| What is asked |
All the data must come back unchanged, except that pictures are left out.

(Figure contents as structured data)
-------------------------

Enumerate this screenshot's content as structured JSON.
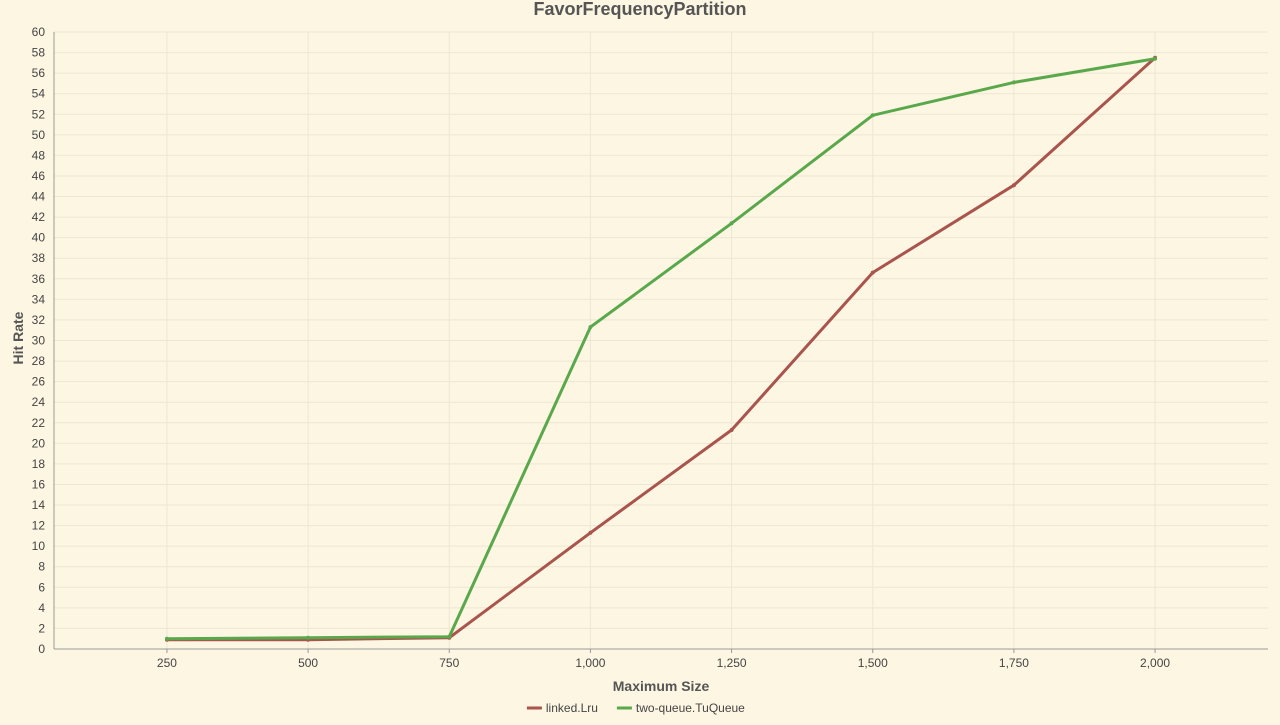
{
  "chart_data": {
    "type": "line",
    "title": "FavorFrequencyPartition",
    "xlabel": "Maximum Size",
    "ylabel": "Hit Rate",
    "x": [
      250,
      500,
      750,
      1000,
      1250,
      1500,
      1750,
      2000
    ],
    "x_tick_labels": [
      "250",
      "500",
      "750",
      "1,000",
      "1,250",
      "1,500",
      "1,750",
      "2,000"
    ],
    "xlim": [
      50,
      2200
    ],
    "ylim": [
      0,
      60
    ],
    "y_tick_step": 2,
    "grid": true,
    "legend_position": "bottom-center",
    "series": [
      {
        "name": "linked.Lru",
        "color": "#a9544c",
        "values": [
          0.9,
          0.9,
          1.1,
          11.3,
          21.3,
          36.6,
          45.1,
          57.5
        ]
      },
      {
        "name": "two-queue.TuQueue",
        "color": "#5aa84c",
        "values": [
          1.0,
          1.1,
          1.2,
          31.3,
          41.4,
          51.9,
          55.1,
          57.4
        ]
      }
    ],
    "colors": {
      "background": "#fdf6e3",
      "grid": "#ece6d2",
      "axis": "#999999",
      "text": "#555555"
    }
  }
}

-------------------------

| Exercise result |
Enumerate this screenshot's content as structured JSON.
{
  "chart_data": {
    "type": "line",
    "title": "FavorFrequencyPartition",
    "xlabel": "Maximum Size",
    "ylabel": "Hit Rate",
    "x": [
      250,
      500,
      750,
      1000,
      1250,
      1500,
      1750,
      2000
    ],
    "x_tick_labels": [
      "250",
      "500",
      "750",
      "1,000",
      "1,250",
      "1,500",
      "1,750",
      "2,000"
    ],
    "xlim": [
      50,
      2200
    ],
    "ylim": [
      0,
      60
    ],
    "y_tick_step": 2,
    "grid": true,
    "legend_position": "bottom-center",
    "series": [
      {
        "name": "linked.Lru",
        "color": "#a9544c",
        "values": [
          0.9,
          0.9,
          1.1,
          11.3,
          21.3,
          36.6,
          45.1,
          57.5
        ]
      },
      {
        "name": "two-queue.TuQueue",
        "color": "#5aa84c",
        "values": [
          1.0,
          1.1,
          1.2,
          31.3,
          41.4,
          51.9,
          55.1,
          57.4
        ]
      }
    ],
    "colors": {
      "background": "#fdf6e3",
      "grid": "#ece6d2",
      "axis": "#999999",
      "text": "#555555"
    }
  }
}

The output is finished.